EXTRACTED INFORMATION:

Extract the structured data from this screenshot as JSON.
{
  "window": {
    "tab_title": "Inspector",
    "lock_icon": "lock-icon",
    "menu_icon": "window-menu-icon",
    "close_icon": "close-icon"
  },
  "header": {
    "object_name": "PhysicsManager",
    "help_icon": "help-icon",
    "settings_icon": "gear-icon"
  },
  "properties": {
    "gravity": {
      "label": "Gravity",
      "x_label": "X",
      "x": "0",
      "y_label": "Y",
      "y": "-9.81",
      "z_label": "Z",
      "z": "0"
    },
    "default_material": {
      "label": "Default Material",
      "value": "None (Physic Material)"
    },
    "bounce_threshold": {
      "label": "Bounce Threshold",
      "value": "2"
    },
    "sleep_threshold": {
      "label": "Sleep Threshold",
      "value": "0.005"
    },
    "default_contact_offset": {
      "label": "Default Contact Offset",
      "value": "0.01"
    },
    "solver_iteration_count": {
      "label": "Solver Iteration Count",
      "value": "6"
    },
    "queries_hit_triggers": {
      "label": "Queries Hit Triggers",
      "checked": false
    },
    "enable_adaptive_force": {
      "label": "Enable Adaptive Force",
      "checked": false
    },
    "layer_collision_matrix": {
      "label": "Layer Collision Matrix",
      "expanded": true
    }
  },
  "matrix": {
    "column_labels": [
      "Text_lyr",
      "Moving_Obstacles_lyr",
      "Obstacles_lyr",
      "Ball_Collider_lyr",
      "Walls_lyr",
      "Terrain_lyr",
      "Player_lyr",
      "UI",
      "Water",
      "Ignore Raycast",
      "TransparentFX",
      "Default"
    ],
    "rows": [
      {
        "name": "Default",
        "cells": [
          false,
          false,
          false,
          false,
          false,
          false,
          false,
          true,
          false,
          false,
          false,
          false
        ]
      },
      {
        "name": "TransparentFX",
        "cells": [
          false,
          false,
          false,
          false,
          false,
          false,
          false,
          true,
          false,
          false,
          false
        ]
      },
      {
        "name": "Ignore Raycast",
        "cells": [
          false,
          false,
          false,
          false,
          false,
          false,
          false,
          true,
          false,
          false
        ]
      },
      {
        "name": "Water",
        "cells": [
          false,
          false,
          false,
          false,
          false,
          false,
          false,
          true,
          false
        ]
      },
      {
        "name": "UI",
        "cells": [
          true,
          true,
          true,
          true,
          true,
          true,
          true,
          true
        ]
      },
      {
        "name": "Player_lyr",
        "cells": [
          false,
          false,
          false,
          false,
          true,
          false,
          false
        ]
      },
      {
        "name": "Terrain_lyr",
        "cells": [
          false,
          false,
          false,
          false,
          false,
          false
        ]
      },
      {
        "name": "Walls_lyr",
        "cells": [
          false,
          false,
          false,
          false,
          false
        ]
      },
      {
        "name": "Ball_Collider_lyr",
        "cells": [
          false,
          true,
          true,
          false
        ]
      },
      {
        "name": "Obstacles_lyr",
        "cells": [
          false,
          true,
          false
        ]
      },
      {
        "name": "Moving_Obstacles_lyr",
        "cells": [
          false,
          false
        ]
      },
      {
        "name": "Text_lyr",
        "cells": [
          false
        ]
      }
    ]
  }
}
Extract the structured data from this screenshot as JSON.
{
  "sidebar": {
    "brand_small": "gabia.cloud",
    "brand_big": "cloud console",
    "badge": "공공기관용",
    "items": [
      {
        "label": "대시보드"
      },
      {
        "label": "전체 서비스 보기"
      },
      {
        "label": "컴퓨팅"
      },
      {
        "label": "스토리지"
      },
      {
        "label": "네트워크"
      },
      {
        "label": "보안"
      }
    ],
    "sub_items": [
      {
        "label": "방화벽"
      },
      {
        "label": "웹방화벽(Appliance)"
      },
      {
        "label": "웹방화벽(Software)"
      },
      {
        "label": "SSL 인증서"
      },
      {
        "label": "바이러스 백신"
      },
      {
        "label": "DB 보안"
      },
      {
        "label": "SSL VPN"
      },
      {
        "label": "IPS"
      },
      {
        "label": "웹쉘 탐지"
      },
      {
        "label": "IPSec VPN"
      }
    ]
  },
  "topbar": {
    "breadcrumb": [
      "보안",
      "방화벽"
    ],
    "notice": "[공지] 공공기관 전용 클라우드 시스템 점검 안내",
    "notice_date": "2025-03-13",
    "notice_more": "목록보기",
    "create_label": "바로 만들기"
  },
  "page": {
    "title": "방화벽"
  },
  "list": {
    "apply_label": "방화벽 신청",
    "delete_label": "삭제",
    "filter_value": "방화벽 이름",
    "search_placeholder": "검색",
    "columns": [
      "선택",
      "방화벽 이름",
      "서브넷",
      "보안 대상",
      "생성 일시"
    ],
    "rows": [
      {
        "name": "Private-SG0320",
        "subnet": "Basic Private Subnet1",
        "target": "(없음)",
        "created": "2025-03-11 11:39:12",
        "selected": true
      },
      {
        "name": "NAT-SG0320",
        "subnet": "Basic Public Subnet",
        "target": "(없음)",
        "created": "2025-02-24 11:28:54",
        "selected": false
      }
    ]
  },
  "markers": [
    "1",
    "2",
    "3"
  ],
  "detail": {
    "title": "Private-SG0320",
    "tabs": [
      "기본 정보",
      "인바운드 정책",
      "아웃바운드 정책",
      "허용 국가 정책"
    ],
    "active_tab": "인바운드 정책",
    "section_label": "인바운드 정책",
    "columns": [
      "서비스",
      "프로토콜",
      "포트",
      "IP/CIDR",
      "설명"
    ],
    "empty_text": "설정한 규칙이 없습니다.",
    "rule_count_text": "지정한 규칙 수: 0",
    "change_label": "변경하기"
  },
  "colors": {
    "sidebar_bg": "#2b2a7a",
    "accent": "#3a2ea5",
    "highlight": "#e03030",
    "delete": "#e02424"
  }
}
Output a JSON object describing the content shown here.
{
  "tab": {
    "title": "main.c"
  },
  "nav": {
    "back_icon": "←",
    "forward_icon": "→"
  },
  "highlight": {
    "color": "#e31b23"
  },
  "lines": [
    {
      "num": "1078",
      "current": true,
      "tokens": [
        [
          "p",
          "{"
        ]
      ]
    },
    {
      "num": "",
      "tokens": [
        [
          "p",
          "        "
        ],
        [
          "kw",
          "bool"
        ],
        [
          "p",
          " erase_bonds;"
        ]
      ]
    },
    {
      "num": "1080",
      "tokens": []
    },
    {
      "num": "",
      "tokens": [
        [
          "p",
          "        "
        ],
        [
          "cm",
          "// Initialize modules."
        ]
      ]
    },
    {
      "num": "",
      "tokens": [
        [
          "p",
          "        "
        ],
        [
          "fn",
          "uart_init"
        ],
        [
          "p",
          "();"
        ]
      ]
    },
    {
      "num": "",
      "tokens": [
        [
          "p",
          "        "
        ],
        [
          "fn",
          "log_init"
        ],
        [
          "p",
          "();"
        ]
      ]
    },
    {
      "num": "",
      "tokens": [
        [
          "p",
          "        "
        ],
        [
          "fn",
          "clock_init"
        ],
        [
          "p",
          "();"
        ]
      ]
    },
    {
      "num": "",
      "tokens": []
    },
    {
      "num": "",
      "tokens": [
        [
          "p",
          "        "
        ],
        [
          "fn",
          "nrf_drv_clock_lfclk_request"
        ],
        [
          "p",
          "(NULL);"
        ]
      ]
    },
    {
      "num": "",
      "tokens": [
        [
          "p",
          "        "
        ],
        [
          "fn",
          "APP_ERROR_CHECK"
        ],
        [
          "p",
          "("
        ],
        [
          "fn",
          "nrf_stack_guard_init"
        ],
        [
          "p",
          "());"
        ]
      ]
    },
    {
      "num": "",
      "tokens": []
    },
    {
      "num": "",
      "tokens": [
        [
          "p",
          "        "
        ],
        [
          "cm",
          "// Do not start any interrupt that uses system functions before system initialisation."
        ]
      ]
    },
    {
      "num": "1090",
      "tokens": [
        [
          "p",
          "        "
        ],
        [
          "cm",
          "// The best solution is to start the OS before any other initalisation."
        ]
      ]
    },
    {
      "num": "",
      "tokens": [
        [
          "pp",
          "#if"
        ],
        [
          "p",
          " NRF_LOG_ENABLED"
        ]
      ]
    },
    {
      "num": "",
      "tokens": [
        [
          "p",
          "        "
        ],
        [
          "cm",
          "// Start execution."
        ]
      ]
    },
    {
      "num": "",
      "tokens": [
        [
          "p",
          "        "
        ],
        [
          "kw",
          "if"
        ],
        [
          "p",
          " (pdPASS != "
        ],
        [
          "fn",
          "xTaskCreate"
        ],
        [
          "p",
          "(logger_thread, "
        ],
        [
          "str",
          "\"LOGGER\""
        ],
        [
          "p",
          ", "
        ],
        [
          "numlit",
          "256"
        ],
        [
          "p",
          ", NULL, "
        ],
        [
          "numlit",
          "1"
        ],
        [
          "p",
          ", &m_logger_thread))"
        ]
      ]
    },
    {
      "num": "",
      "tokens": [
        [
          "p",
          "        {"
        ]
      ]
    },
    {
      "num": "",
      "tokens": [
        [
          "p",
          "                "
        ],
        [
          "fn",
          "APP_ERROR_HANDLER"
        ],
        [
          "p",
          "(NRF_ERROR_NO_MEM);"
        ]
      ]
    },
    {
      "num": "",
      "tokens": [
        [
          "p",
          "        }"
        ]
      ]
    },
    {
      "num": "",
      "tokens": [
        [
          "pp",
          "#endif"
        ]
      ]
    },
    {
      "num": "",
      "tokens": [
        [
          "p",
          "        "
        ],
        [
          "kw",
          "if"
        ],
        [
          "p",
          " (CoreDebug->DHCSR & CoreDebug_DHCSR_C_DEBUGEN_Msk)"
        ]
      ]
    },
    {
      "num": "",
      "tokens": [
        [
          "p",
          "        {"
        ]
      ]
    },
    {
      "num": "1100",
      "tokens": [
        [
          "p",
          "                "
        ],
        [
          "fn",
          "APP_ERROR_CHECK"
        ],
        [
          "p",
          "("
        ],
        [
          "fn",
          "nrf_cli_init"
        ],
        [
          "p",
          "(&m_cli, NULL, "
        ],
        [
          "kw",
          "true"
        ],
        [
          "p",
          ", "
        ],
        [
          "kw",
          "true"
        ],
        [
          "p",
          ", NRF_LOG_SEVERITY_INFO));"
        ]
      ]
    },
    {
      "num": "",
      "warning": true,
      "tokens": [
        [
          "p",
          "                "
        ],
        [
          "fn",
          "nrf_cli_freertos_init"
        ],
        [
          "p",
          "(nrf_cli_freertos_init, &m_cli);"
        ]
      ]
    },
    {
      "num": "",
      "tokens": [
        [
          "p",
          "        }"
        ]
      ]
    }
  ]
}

WORK TO COMPLETE: Show each line of the listing that holds the string "Raycast".

FULL OUTPUT:
      "Ignore Raycast",
        "name": "Ignore Raycast",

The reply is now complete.